* [Record set]:
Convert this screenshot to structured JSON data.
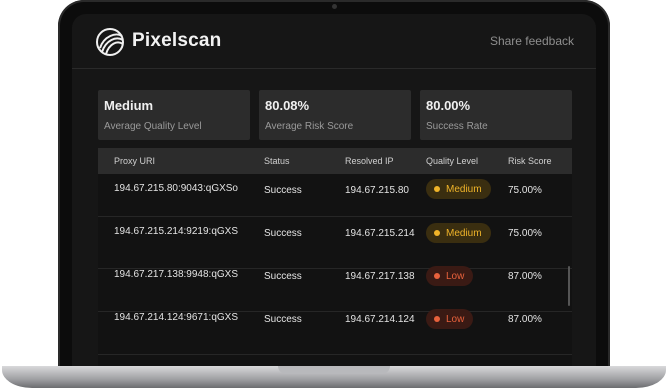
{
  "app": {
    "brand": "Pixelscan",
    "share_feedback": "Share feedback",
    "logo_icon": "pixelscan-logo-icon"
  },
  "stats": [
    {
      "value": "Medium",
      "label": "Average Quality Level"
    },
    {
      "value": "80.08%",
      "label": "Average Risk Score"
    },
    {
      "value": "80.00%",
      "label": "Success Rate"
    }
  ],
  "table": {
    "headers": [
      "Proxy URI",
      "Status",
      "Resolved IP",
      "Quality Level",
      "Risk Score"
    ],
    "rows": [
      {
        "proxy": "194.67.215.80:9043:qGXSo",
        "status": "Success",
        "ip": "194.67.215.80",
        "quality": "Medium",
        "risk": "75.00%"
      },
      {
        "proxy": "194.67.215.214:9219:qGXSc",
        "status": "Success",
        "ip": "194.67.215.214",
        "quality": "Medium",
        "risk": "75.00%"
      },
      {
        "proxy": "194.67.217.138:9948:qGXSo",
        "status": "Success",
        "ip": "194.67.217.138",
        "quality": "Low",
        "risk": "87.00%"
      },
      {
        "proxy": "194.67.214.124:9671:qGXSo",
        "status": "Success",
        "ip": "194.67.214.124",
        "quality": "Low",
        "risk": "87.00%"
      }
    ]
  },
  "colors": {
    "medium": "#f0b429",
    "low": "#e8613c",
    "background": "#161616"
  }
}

* [Exercise description]:
Select every line where the word "Level" occurs.

* [Solution]:
      "label": "Average Quality Level"
      "Quality Level",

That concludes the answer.